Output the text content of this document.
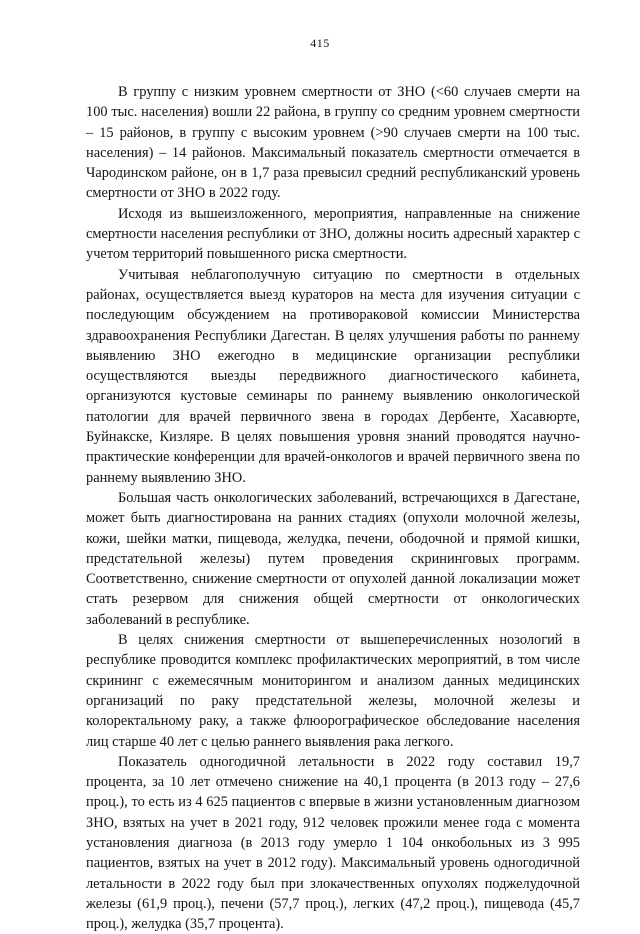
415

В группу с низким уровнем смертности от ЗНО (<60 случаев смерти на 100 тыс. населения) вошли 22 района, в группу со средним уровнем смертности – 15 районов, в группу с высоким уровнем (>90 случаев смерти на 100 тыс. населения) – 14 районов. Максимальный показатель смертности отмечается в Чародинском районе, он в 1,7 раза превысил средний республиканский уровень смертности от ЗНО в 2022 году.

Исходя из вышеизложенного, мероприятия, направленные на снижение смертности населения республики от ЗНО, должны носить адресный характер с учетом территорий повышенного риска смертности.

Учитывая неблагополучную ситуацию по смертности в отдельных районах, осуществляется выезд кураторов на места для изучения ситуации с последующим обсуждением на противораковой комиссии Министерства здравоохранения Республики Дагестан. В целях улучшения работы по раннему выявлению ЗНО ежегодно в медицинские организации республики осуществляются выезды передвижного диагностического кабинета, организуются кустовые семинары по раннему выявлению онкологической патологии для врачей первичного звена в городах Дербенте, Хасавюрте, Буйнакске, Кизляре. В целях повышения уровня знаний проводятся научно-практические конференции для врачей-онкологов и врачей первичного звена по раннему выявлению ЗНО.

Большая часть онкологических заболеваний, встречающихся в Дагестане, может быть диагностирована на ранних стадиях (опухоли молочной железы, кожи, шейки матки, пищевода, желудка, печени, ободочной и прямой кишки, предстательной железы) путем проведения скрининговых программ. Соответственно, снижение смертности от опухолей данной локализации может стать резервом для снижения общей смертности от онкологических заболеваний в республике.

В целях снижения смертности от вышеперечисленных нозологий в республике проводится комплекс профилактических мероприятий, в том числе скрининг с ежемесячным мониторингом и анализом данных медицинских организаций по раку предстательной железы, молочной железы и колоректальному раку, а также флюорографическое обследование населения лиц старше 40 лет с целью раннего выявления рака легкого.

Показатель одногодичной летальности в 2022 году составил 19,7 процента, за 10 лет отмечено снижение на 40,1 процента (в 2013 году – 27,6 проц.), то есть из 4 625 пациентов с впервые в жизни установленным диагнозом ЗНО, взятых на учет в 2021 году, 912 человек прожили менее года с момента установления диагноза (в 2013 году умерло 1 104 онкобольных из 3 995 пациентов, взятых на учет в 2012 году). Максимальный уровень одногодичной летальности в 2022 году был при злокачественных опухолях поджелудочной железы (61,9 проц.), печени (57,7 проц.), легких (47,2 проц.), пищевода (45,7 проц.), желудка (35,7 процента).
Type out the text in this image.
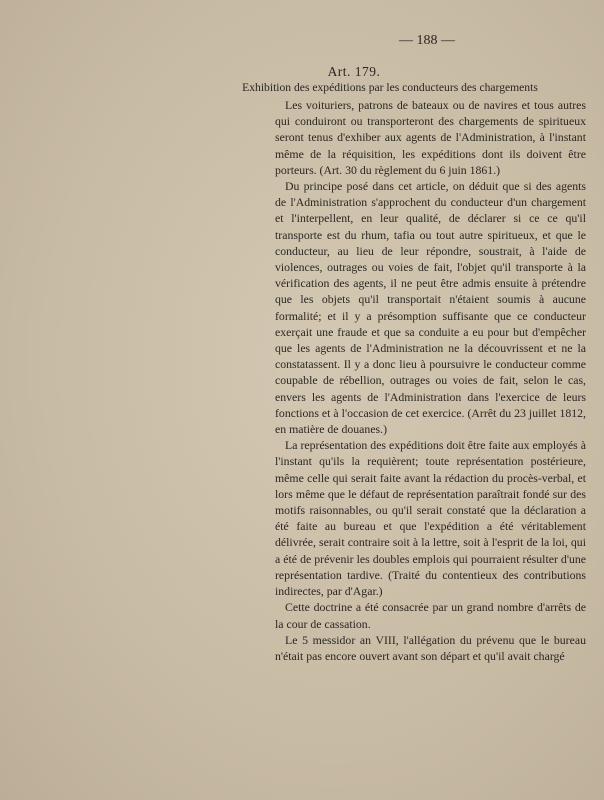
— 188 —
Art. 179.
Exhibition des expéditions par les conducteurs des chargements

Les voituriers, patrons de bateaux ou de navires et tous autres qui conduiront ou transporteront des chargements de spiritueux seront tenus d'exhiber aux agents de l'Administration, à l'instant même de la réquisition, les expéditions dont ils doivent être porteurs. (Art. 30 du règlement du 6 juin 1861.)

Du principe posé dans cet article, on déduit que si des agents de l'Administration s'approchent du conducteur d'un chargement et l'interpellent, en leur qualité, de déclarer si ce ce qu'il transporte est du rhum, tafia ou tout autre spiritueux, et que le conducteur, au lieu de leur répondre, soustrait, à l'aide de violences, outrages ou voies de fait, l'objet qu'il transporte à la vérification des agents, il ne peut être admis ensuite à prétendre que les objets qu'il transportait n'étaient soumis à aucune formalité; et il y a présomption suffisante que ce conducteur exerçait une fraude et que sa conduite a eu pour but d'empêcher que les agents de l'Administration ne la découvrissent et ne la constatassent. Il y a donc lieu à poursuivre le conducteur comme coupable de rébellion, outrages ou voies de fait, selon le cas, envers les agents de l'Administration dans l'exercice de leurs fonctions et à l'occasion de cet exercice. (Arrêt du 23 juillet 1812, en matière de douanes.)

La représentation des expéditions doit être faite aux employés à l'instant qu'ils la requièrent; toute représentation postérieure, même celle qui serait faite avant la rédaction du procès-verbal, et lors même que le défaut de représentation paraîtrait fondé sur des motifs raisonnables, ou qu'il serait constaté que la déclaration a été faite au bureau et que l'expédition a été véritablement délivrée, serait contraire soit à la lettre, soit à l'esprit de la loi, qui a été de prévenir les doubles emplois qui pourraient résulter d'une représentation tardive. (Traité du contentieux des contributions indirectes, par d'Agar.)

Cette doctrine a été consacrée par un grand nombre d'arrêts de la cour de cassation.

Le 5 messidor an VIII, l'allégation du prévenu que le bureau n'était pas encore ouvert avant son départ et qu'il avait chargé
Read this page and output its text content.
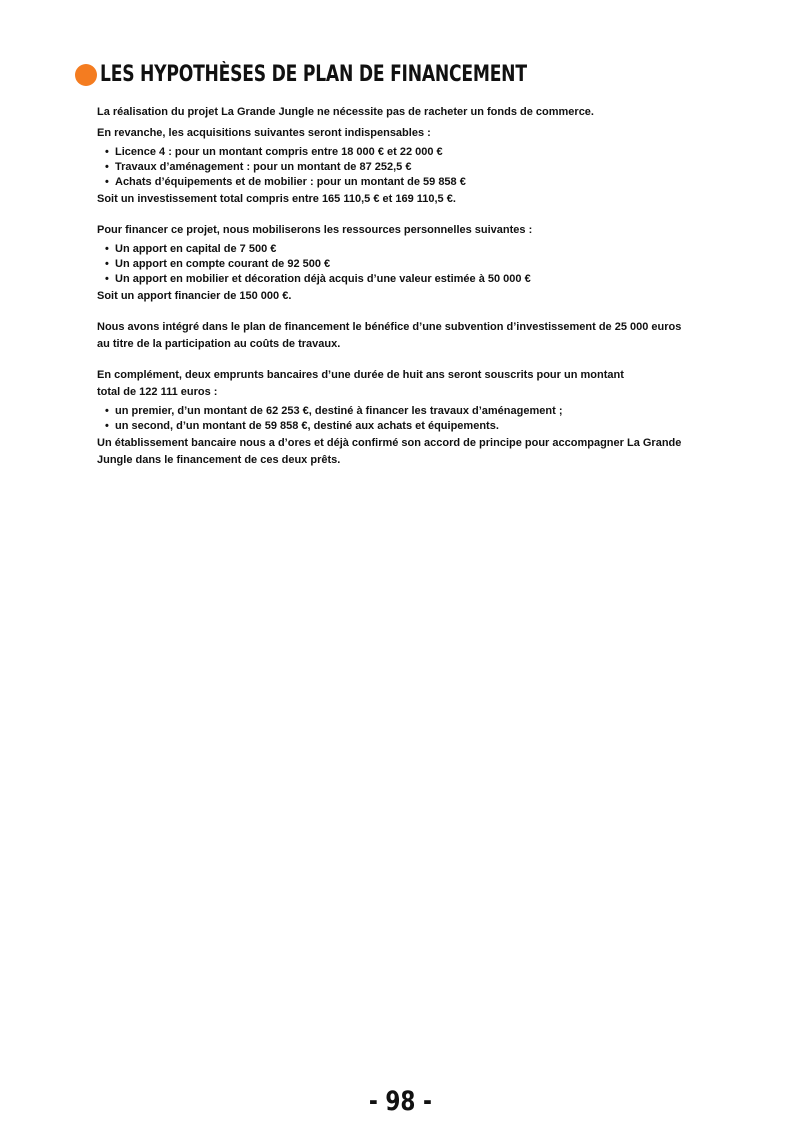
LES HYPOTHÈSES DE PLAN DE FINANCEMENT

La réalisation du projet La Grande Jungle ne nécessite pas de racheter un fonds de commerce.

En revanche, les acquisitions suivantes seront indispensables :

• Licence 4 : pour un montant compris entre 18 000 € et 22 000 €
• Travaux d’aménagement : pour un montant de 87 252,5 €
• Achats d’équipements et de mobilier : pour un montant de 59 858 €

Soit un investissement total compris entre 165 110,5 € et 169 110,5 €.

Pour financer ce projet, nous mobiliserons les ressources personnelles suivantes :

• Un apport en capital de 7 500 €
• Un apport en compte courant de 92 500 €
• Un apport en mobilier et décoration déjà acquis d’une valeur estimée à 50 000 €

Soit un apport financier de 150 000 €.

Nous avons intégré dans le plan de financement le bénéfice d’une subvention d’investissement de 25 000 euros

au titre de la participation au coûts de travaux.

En complément, deux emprunts bancaires d’une durée de huit ans seront souscrits pour un montant

total de 122 111 euros :

• un premier, d’un montant de 62 253 €, destiné à financer les travaux d’aménagement ;
• un second, d’un montant de 59 858 €, destiné aux achats et équipements.

Un établissement bancaire nous a d’ores et déjà confirmé son accord de principe pour accompagner La Grande

Jungle dans le financement de ces deux prêts.

- 98 -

● ● ● ● ● ● ●

> PROBLEM TO SOLVE
Only a number is wanted: how many lines above include "expéditions"?

> PROBLEM SOLUTION
3